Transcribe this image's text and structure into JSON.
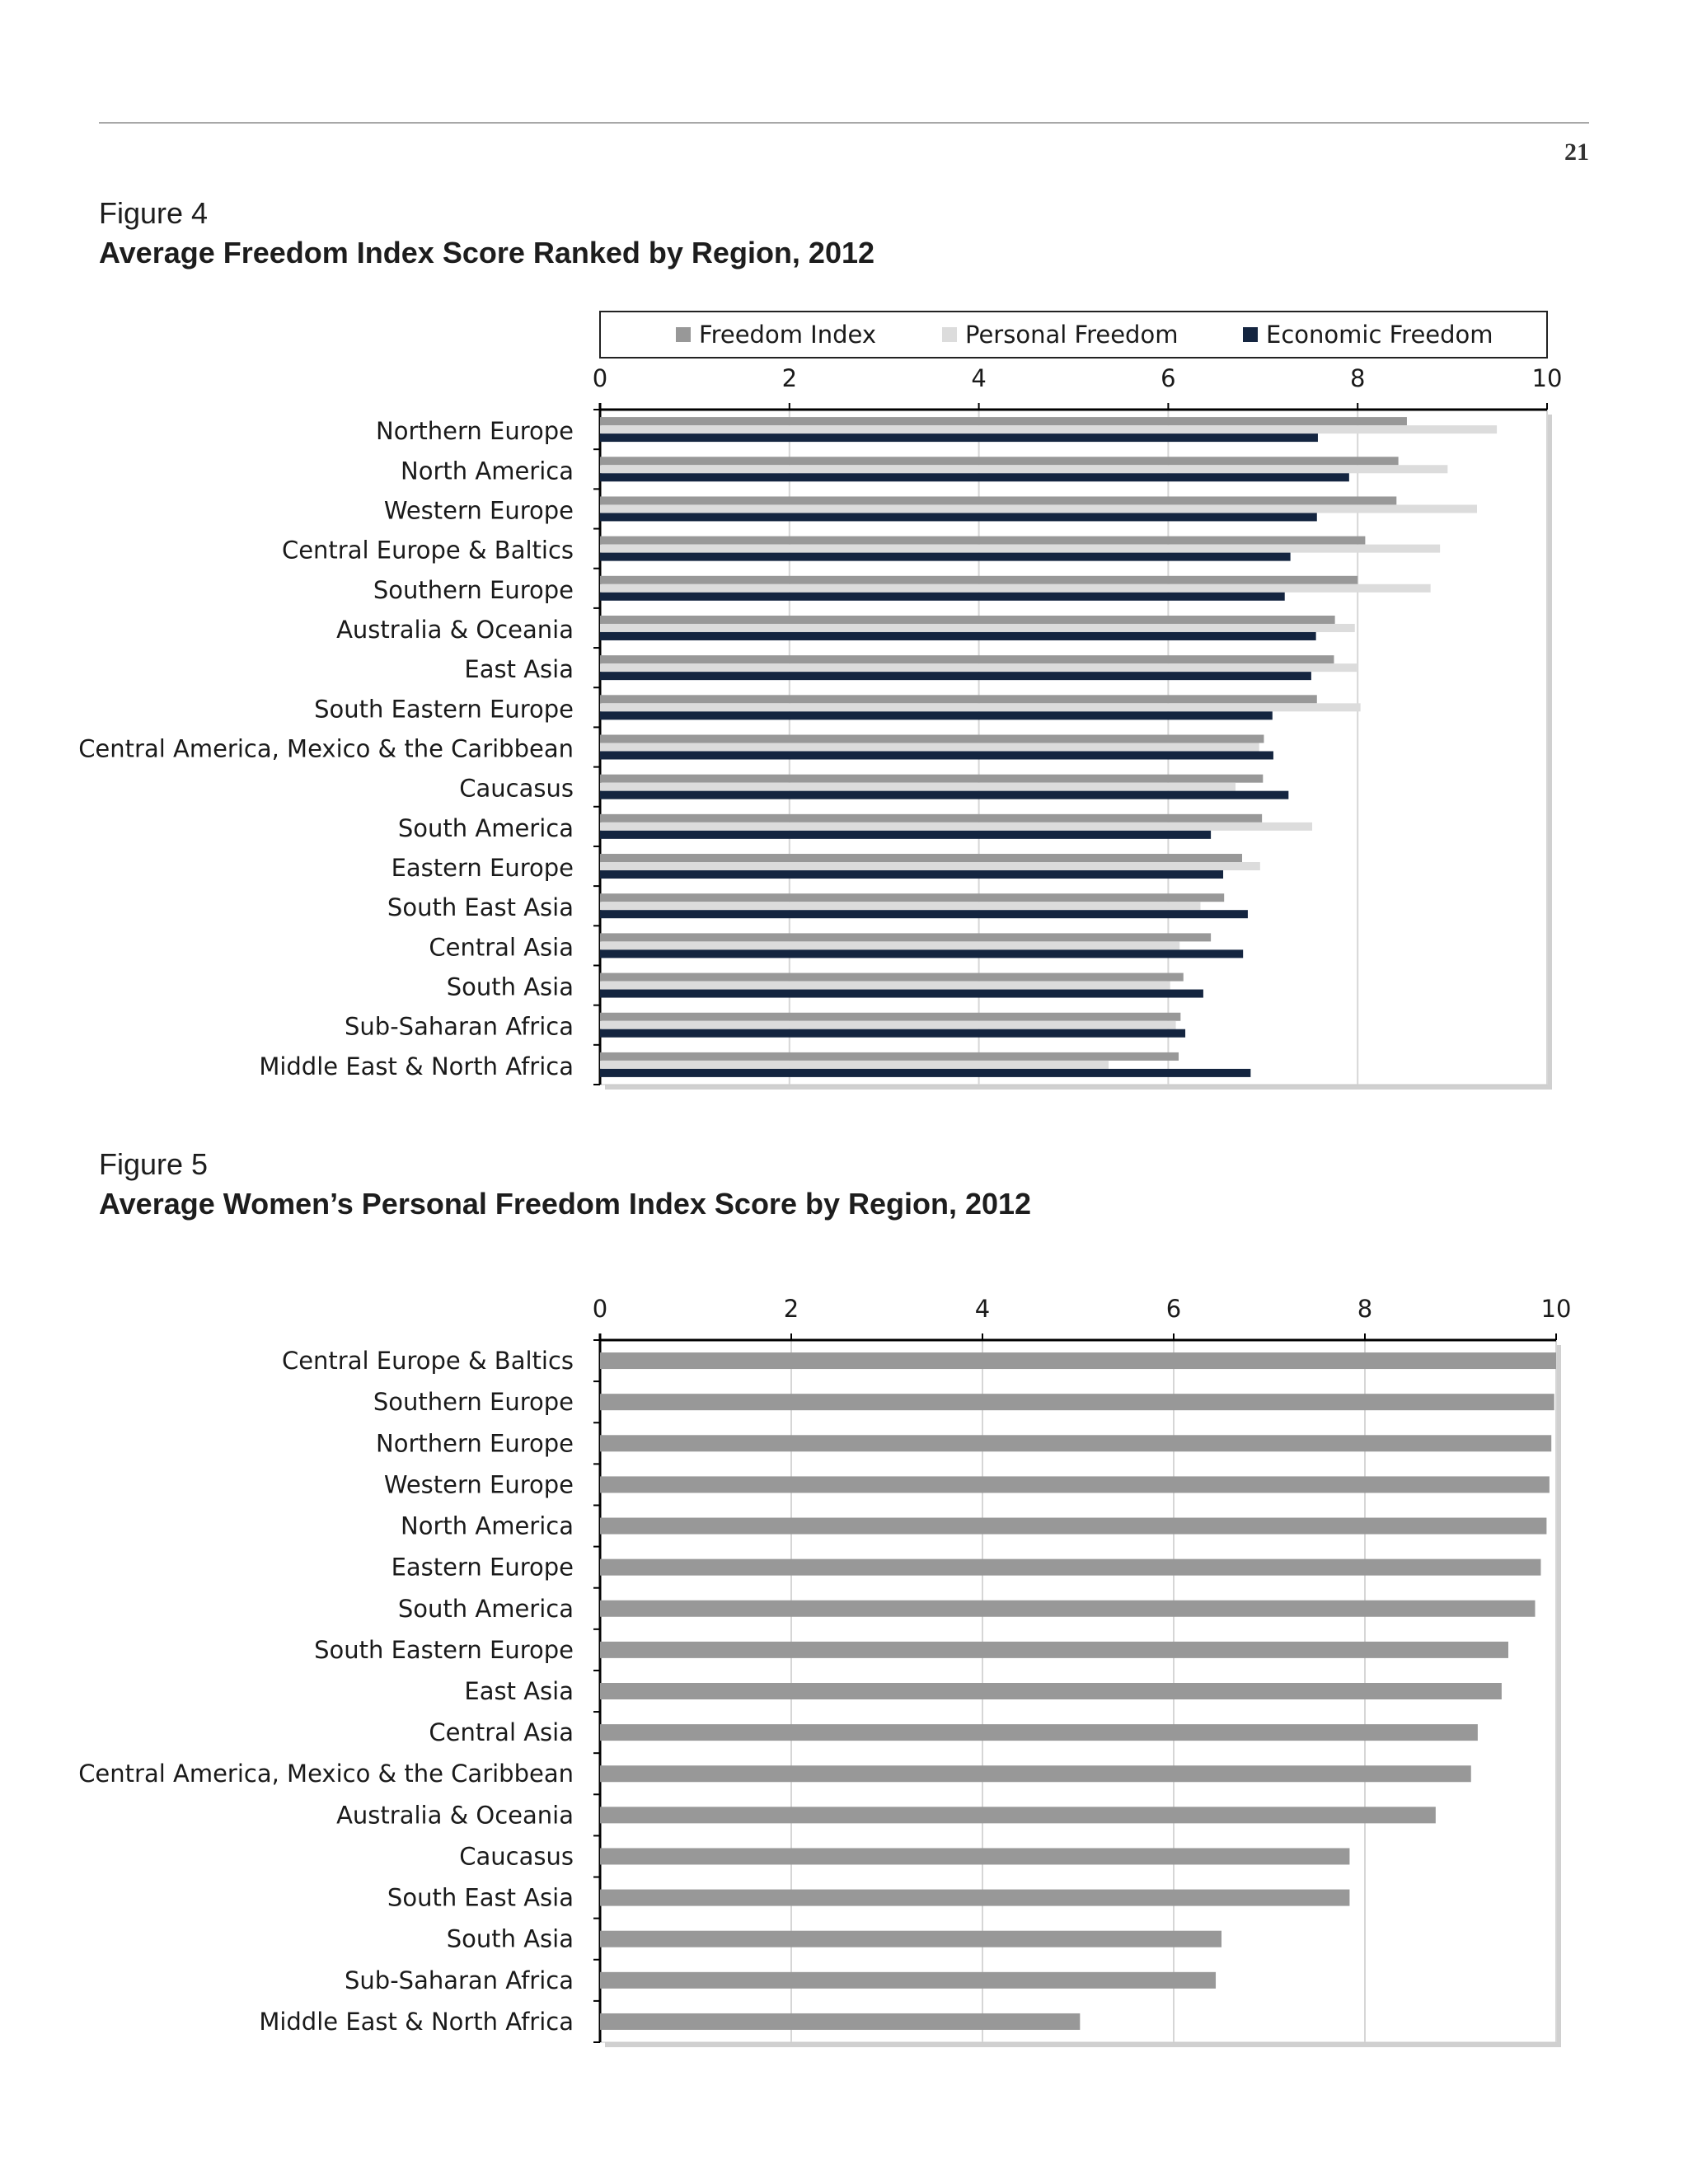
{
  "page": {
    "number": "21"
  },
  "figures": [
    {
      "label": "Figure 4",
      "title": "Average Freedom Index Score Ranked by Region, 2012"
    },
    {
      "label": "Figure 5",
      "title": "Average Women’s Personal Freedom Index Score by Region, 2012"
    }
  ],
  "colors": {
    "freedom_index": "#989898",
    "personal_freedom": "#dcdcdc",
    "economic_freedom": "#142540",
    "grid": "#d6d6d6",
    "axis": "#000000"
  },
  "chart_data": [
    {
      "type": "bar",
      "orientation": "horizontal",
      "title": "Average Freedom Index Score Ranked by Region, 2012",
      "categories": [
        "Northern Europe",
        "North America",
        "Western Europe",
        "Central Europe & Baltics",
        "Southern Europe",
        "Australia & Oceania",
        "East Asia",
        "South Eastern Europe",
        "Central America, Mexico & the Caribbean",
        "Caucasus",
        "South America",
        "Eastern Europe",
        "South East Asia",
        "Central Asia",
        "South Asia",
        "Sub-Saharan Africa",
        "Middle East & North Africa"
      ],
      "series": [
        {
          "name": "Freedom Index",
          "values": [
            8.52,
            8.43,
            8.41,
            8.08,
            8.0,
            7.76,
            7.75,
            7.57,
            7.01,
            7.0,
            6.99,
            6.78,
            6.59,
            6.45,
            6.16,
            6.13,
            6.11
          ]
        },
        {
          "name": "Personal Freedom",
          "values": [
            9.47,
            8.95,
            9.26,
            8.87,
            8.77,
            7.97,
            7.99,
            8.03,
            6.96,
            6.71,
            7.52,
            6.97,
            6.34,
            6.12,
            6.02,
            6.08,
            5.37
          ]
        },
        {
          "name": "Economic Freedom",
          "values": [
            7.58,
            7.91,
            7.57,
            7.29,
            7.23,
            7.56,
            7.51,
            7.1,
            7.11,
            7.27,
            6.45,
            6.58,
            6.84,
            6.79,
            6.37,
            6.18,
            6.87
          ]
        }
      ],
      "xlim": [
        0,
        10
      ],
      "xticks": [
        "0",
        "2",
        "4",
        "6",
        "8",
        "10"
      ],
      "legend": "top",
      "grid": true
    },
    {
      "type": "bar",
      "orientation": "horizontal",
      "title": "Average Women’s Personal Freedom Index Score by Region, 2012",
      "categories": [
        "Central Europe & Baltics",
        "Southern Europe",
        "Northern Europe",
        "Western Europe",
        "North America",
        "Eastern Europe",
        "South America",
        "South Eastern Europe",
        "East Asia",
        "Central Asia",
        "Central America, Mexico & the Caribbean",
        "Australia & Oceania",
        "Caucasus",
        "South East Asia",
        "South Asia",
        "Sub-Saharan Africa",
        "Middle East & North Africa"
      ],
      "values": [
        10.0,
        9.98,
        9.95,
        9.93,
        9.9,
        9.84,
        9.78,
        9.5,
        9.43,
        9.18,
        9.11,
        8.74,
        7.84,
        7.84,
        6.5,
        6.44,
        5.02
      ],
      "xlim": [
        0,
        10
      ],
      "xticks": [
        "0",
        "2",
        "4",
        "6",
        "8",
        "10"
      ],
      "grid": true
    }
  ]
}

SHORT EXERCISE:
Transcribe the records above verbatim. Do not carry over any picture.

RESPONSE BELOW:
Transcribe this image's text and structure into JSON.
{
  "page": {
    "number": "21"
  },
  "figures": [
    {
      "label": "Figure 4",
      "title": "Average Freedom Index Score Ranked by Region, 2012"
    },
    {
      "label": "Figure 5",
      "title": "Average Women’s Personal Freedom Index Score by Region, 2012"
    }
  ],
  "colors": {
    "freedom_index": "#989898",
    "personal_freedom": "#dcdcdc",
    "economic_freedom": "#142540",
    "grid": "#d6d6d6",
    "axis": "#000000"
  },
  "chart_data": [
    {
      "type": "bar",
      "orientation": "horizontal",
      "title": "Average Freedom Index Score Ranked by Region, 2012",
      "categories": [
        "Northern Europe",
        "North America",
        "Western Europe",
        "Central Europe & Baltics",
        "Southern Europe",
        "Australia & Oceania",
        "East Asia",
        "South Eastern Europe",
        "Central America, Mexico & the Caribbean",
        "Caucasus",
        "South America",
        "Eastern Europe",
        "South East Asia",
        "Central Asia",
        "South Asia",
        "Sub-Saharan Africa",
        "Middle East & North Africa"
      ],
      "series": [
        {
          "name": "Freedom Index",
          "values": [
            8.52,
            8.43,
            8.41,
            8.08,
            8.0,
            7.76,
            7.75,
            7.57,
            7.01,
            7.0,
            6.99,
            6.78,
            6.59,
            6.45,
            6.16,
            6.13,
            6.11
          ]
        },
        {
          "name": "Personal Freedom",
          "values": [
            9.47,
            8.95,
            9.26,
            8.87,
            8.77,
            7.97,
            7.99,
            8.03,
            6.96,
            6.71,
            7.52,
            6.97,
            6.34,
            6.12,
            6.02,
            6.08,
            5.37
          ]
        },
        {
          "name": "Economic Freedom",
          "values": [
            7.58,
            7.91,
            7.57,
            7.29,
            7.23,
            7.56,
            7.51,
            7.1,
            7.11,
            7.27,
            6.45,
            6.58,
            6.84,
            6.79,
            6.37,
            6.18,
            6.87
          ]
        }
      ],
      "xlim": [
        0,
        10
      ],
      "xticks": [
        "0",
        "2",
        "4",
        "6",
        "8",
        "10"
      ],
      "legend": "top",
      "grid": true
    },
    {
      "type": "bar",
      "orientation": "horizontal",
      "title": "Average Women’s Personal Freedom Index Score by Region, 2012",
      "categories": [
        "Central Europe & Baltics",
        "Southern Europe",
        "Northern Europe",
        "Western Europe",
        "North America",
        "Eastern Europe",
        "South America",
        "South Eastern Europe",
        "East Asia",
        "Central Asia",
        "Central America, Mexico & the Caribbean",
        "Australia & Oceania",
        "Caucasus",
        "South East Asia",
        "South Asia",
        "Sub-Saharan Africa",
        "Middle East & North Africa"
      ],
      "values": [
        10.0,
        9.98,
        9.95,
        9.93,
        9.9,
        9.84,
        9.78,
        9.5,
        9.43,
        9.18,
        9.11,
        8.74,
        7.84,
        7.84,
        6.5,
        6.44,
        5.02
      ],
      "xlim": [
        0,
        10
      ],
      "xticks": [
        "0",
        "2",
        "4",
        "6",
        "8",
        "10"
      ],
      "grid": true
    }
  ]
}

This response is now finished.